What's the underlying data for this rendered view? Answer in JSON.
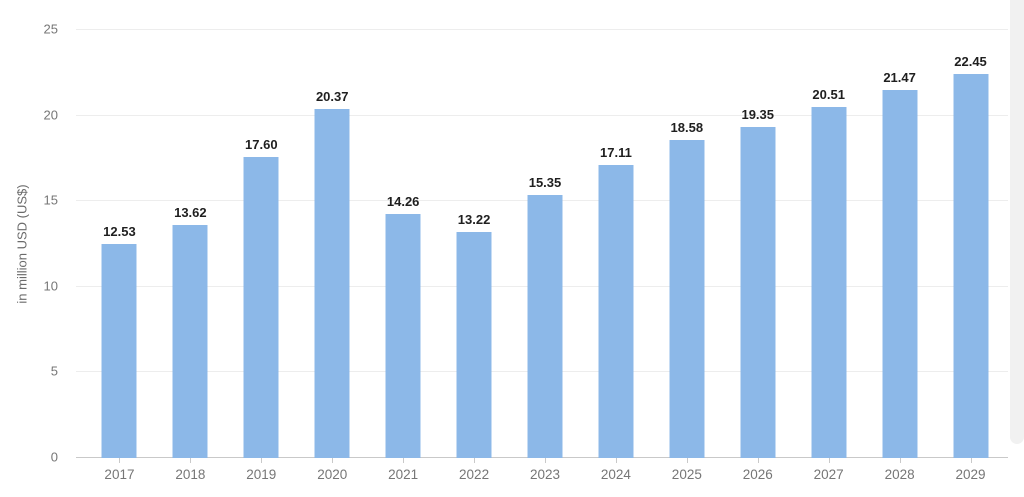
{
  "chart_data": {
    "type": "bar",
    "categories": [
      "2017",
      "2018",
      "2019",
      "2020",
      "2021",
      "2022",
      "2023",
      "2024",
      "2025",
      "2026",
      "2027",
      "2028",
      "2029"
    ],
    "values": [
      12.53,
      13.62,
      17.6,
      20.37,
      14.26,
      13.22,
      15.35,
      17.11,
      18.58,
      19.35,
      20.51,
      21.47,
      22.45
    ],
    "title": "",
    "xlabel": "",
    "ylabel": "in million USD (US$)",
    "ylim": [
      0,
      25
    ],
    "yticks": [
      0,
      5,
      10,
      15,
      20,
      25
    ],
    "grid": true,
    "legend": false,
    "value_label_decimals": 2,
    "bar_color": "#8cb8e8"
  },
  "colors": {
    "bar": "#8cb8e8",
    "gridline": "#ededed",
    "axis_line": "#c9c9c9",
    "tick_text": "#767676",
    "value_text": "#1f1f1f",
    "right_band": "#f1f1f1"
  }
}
..........
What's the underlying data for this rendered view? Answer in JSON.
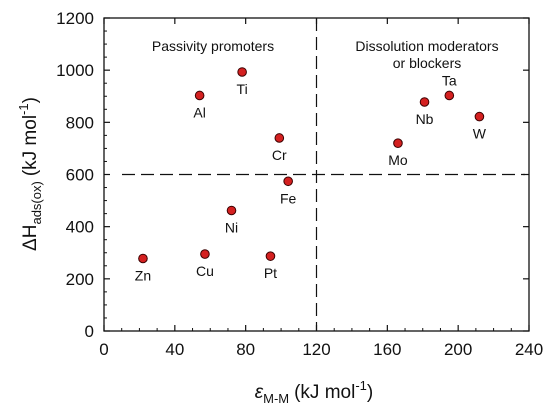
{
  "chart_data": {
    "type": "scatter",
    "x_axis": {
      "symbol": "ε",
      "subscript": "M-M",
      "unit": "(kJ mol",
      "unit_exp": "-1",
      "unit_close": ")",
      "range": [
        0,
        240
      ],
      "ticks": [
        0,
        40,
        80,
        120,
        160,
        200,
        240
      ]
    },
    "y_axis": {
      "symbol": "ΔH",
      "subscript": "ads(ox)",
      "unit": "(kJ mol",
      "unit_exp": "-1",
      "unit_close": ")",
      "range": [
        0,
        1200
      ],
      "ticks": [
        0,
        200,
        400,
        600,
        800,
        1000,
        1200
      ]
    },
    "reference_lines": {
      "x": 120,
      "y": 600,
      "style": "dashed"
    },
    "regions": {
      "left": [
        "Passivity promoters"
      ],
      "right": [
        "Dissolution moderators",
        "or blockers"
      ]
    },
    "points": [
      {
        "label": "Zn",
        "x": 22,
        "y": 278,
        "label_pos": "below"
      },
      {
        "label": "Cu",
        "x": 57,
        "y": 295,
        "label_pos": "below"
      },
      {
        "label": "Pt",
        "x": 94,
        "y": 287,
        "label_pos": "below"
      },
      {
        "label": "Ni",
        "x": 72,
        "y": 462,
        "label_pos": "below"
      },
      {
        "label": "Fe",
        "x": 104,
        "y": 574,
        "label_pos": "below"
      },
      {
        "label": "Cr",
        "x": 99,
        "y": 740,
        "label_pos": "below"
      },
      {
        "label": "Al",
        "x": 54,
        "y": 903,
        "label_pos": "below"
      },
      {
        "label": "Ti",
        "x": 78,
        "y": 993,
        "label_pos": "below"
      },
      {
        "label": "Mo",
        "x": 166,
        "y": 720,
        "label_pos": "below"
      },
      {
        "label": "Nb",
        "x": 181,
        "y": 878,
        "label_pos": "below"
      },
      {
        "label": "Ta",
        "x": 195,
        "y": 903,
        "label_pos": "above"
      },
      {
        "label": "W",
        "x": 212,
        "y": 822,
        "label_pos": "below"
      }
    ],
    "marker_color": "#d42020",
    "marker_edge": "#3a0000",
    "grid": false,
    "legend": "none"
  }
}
..........
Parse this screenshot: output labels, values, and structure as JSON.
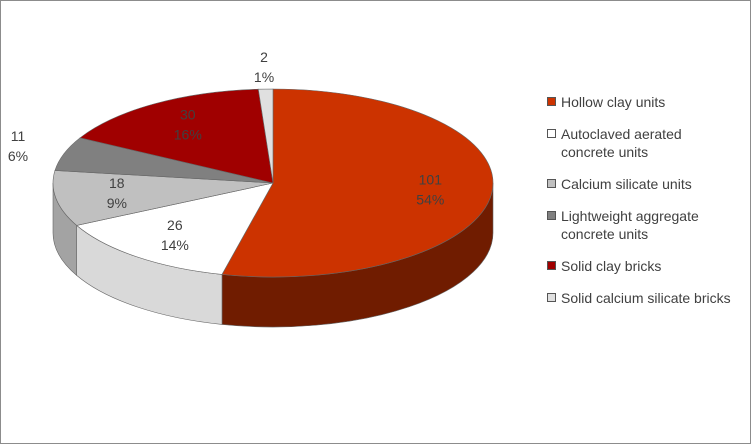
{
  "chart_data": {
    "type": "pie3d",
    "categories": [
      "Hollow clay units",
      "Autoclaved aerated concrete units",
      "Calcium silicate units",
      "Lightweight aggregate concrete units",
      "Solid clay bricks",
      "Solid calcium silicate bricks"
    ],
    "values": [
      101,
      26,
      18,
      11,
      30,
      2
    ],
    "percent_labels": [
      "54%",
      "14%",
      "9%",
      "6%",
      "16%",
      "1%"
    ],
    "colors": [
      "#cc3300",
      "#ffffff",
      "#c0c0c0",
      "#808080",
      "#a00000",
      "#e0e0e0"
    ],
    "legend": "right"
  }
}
..........
GOAL OF THE EXERCISE
Identify every line where the string "Solid" appears.

THE ANSWER
      "Solid clay bricks",
      "Solid calcium silicate bricks"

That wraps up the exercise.